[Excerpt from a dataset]
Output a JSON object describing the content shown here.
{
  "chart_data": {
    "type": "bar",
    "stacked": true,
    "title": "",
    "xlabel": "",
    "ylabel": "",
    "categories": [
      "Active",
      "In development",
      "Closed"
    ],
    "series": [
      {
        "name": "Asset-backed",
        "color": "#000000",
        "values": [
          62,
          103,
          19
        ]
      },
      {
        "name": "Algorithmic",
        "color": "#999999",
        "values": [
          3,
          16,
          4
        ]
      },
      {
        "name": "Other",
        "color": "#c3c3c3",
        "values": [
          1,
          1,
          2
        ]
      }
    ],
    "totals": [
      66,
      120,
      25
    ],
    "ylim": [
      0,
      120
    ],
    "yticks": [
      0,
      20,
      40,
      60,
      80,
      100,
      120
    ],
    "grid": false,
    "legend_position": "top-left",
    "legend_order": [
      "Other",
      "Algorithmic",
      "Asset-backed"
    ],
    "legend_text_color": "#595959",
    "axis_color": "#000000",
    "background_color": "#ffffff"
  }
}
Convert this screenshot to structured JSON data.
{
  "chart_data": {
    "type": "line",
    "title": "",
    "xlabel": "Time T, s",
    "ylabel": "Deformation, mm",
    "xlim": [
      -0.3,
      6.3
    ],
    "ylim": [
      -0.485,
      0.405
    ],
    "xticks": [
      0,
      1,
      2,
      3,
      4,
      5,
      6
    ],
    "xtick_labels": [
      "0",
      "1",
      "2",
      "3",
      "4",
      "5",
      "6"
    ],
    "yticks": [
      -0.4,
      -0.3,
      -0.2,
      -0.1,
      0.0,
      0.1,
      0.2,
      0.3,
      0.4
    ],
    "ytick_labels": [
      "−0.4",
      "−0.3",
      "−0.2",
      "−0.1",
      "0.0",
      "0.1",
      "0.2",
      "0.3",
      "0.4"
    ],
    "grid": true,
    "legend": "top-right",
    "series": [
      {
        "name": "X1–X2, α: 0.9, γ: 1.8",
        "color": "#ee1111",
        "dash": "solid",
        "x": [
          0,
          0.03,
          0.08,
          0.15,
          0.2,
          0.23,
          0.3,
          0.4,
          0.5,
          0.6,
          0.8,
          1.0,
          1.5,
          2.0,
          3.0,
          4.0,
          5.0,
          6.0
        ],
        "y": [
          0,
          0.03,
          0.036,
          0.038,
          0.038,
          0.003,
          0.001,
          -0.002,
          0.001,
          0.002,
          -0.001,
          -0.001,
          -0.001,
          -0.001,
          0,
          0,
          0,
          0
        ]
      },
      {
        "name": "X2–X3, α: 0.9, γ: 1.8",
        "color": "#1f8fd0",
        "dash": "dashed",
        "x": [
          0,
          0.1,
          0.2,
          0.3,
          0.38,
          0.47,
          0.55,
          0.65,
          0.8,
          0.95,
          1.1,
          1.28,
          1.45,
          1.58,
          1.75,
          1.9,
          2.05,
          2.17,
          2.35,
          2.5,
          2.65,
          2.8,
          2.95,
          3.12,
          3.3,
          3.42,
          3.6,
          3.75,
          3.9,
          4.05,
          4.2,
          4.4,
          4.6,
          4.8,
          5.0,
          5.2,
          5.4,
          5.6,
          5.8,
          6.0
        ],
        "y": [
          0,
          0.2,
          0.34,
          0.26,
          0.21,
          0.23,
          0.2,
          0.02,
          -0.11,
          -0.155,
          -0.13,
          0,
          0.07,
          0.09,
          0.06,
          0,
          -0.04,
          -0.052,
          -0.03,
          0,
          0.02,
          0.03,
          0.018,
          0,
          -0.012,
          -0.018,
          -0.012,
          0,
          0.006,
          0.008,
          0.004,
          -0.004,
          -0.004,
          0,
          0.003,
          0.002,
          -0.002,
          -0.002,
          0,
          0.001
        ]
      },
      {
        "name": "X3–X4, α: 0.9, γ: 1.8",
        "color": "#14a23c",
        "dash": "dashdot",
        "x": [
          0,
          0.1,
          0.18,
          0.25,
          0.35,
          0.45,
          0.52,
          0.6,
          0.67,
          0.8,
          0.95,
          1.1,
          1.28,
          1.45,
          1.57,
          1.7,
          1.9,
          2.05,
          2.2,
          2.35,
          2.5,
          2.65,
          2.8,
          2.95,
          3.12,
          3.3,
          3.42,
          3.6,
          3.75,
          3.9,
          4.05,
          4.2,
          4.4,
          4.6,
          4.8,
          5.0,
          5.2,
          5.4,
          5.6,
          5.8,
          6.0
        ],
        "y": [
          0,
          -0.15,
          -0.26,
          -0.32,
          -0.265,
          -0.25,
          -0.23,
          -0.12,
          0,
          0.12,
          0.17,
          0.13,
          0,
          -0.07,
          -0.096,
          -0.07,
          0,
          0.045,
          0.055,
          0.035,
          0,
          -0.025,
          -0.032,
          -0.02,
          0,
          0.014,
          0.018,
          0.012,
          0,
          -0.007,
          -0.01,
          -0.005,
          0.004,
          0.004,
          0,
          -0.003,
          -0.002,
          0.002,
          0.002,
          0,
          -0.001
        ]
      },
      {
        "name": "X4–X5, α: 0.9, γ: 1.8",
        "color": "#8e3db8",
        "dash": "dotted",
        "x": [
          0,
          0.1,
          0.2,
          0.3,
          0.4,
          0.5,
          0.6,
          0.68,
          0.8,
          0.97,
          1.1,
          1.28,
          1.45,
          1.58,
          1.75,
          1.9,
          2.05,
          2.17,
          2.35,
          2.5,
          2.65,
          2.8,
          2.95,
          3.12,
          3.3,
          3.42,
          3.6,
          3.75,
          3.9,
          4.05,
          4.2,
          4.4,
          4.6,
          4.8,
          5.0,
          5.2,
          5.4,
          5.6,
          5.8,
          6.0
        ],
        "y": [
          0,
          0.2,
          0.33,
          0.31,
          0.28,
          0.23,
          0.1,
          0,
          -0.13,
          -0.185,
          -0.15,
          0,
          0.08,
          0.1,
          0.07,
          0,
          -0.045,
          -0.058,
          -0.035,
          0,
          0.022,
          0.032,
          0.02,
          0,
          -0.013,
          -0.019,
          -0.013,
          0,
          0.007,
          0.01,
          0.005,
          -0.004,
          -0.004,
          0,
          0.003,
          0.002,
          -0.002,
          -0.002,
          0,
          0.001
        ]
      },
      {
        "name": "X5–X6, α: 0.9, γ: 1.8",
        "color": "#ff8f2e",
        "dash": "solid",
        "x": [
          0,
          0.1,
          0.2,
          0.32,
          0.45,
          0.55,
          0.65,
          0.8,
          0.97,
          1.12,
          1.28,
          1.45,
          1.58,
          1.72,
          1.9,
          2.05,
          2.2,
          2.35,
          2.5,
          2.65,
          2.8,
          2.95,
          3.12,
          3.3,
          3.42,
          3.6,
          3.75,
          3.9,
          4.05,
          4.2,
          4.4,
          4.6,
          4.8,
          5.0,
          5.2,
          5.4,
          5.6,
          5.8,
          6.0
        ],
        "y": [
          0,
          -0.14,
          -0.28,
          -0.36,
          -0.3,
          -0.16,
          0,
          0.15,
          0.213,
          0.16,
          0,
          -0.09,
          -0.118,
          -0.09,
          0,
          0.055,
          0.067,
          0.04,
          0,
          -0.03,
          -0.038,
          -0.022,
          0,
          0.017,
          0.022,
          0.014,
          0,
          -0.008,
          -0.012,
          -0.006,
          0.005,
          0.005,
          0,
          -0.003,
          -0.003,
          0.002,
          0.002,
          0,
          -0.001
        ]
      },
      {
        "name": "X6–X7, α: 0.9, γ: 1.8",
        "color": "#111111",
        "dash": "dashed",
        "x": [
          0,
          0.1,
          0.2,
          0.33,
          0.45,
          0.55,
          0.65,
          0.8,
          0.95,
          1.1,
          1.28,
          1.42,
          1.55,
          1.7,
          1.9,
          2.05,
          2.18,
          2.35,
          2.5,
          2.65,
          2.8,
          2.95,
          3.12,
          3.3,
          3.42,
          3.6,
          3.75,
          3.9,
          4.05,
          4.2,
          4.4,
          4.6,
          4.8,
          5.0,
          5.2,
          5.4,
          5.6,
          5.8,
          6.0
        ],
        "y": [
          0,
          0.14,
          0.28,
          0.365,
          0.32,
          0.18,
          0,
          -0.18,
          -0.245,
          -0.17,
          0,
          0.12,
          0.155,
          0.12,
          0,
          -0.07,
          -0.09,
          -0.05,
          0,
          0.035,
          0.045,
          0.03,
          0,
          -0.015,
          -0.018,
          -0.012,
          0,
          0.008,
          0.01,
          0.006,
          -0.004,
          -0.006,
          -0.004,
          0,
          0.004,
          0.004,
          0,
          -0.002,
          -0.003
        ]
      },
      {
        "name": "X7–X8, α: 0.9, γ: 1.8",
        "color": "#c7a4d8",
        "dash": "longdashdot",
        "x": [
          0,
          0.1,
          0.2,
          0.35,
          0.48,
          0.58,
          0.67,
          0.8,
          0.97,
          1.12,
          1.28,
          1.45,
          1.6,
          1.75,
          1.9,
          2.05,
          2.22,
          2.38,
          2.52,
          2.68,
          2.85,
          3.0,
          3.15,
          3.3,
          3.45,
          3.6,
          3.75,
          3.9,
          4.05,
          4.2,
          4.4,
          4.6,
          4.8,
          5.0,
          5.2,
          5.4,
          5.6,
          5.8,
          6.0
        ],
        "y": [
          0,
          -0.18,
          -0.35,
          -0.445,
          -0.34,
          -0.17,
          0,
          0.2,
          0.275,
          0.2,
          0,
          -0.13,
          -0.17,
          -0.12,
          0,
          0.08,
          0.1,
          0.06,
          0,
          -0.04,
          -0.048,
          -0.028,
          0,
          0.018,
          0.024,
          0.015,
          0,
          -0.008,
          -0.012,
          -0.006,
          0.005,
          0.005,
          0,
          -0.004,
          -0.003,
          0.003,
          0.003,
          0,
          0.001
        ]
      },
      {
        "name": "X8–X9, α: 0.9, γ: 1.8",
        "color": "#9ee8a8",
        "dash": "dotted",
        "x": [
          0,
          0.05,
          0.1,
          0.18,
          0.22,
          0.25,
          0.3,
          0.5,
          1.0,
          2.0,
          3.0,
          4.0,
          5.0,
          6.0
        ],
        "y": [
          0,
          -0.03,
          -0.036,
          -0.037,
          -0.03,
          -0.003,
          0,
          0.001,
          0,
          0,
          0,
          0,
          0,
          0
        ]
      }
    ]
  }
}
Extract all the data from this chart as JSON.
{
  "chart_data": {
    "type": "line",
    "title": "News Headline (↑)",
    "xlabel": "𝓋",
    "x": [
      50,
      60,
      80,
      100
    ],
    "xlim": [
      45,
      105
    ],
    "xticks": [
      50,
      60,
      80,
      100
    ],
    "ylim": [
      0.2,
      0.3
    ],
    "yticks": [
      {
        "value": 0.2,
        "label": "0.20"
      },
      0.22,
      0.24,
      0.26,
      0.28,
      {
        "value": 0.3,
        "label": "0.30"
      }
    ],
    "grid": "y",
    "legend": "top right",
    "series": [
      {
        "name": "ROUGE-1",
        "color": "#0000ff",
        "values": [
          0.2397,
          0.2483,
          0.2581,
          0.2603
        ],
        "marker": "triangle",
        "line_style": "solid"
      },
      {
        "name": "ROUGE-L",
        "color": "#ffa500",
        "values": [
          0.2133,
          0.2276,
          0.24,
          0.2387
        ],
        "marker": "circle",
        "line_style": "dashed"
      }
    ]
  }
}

- **The exercise**
Transcribe the records above exactly, but only from the line that contains "Extract all the data from this chart as JSON." through their final line, inclusive.

- **Complete answer**
Extract all the data from this chart as JSON.
{
  "chart_data": {
    "type": "line",
    "title": "News Headline (↑)",
    "xlabel": "𝓋",
    "x": [
      50,
      60,
      80,
      100
    ],
    "xlim": [
      45,
      105
    ],
    "xticks": [
      50,
      60,
      80,
      100
    ],
    "ylim": [
      0.2,
      0.3
    ],
    "yticks": [
      {
        "value": 0.2,
        "label": "0.20"
      },
      0.22,
      0.24,
      0.26,
      0.28,
      {
        "value": 0.3,
        "label": "0.30"
      }
    ],
    "grid": "y",
    "legend": "top right",
    "series": [
      {
        "name": "ROUGE-1",
        "color": "#0000ff",
        "values": [
          0.2397,
          0.2483,
          0.2581,
          0.2603
        ],
        "marker": "triangle",
        "line_style": "solid"
      },
      {
        "name": "ROUGE-L",
        "color": "#ffa500",
        "values": [
          0.2133,
          0.2276,
          0.24,
          0.2387
        ],
        "marker": "circle",
        "line_style": "dashed"
      }
    ]
  }
}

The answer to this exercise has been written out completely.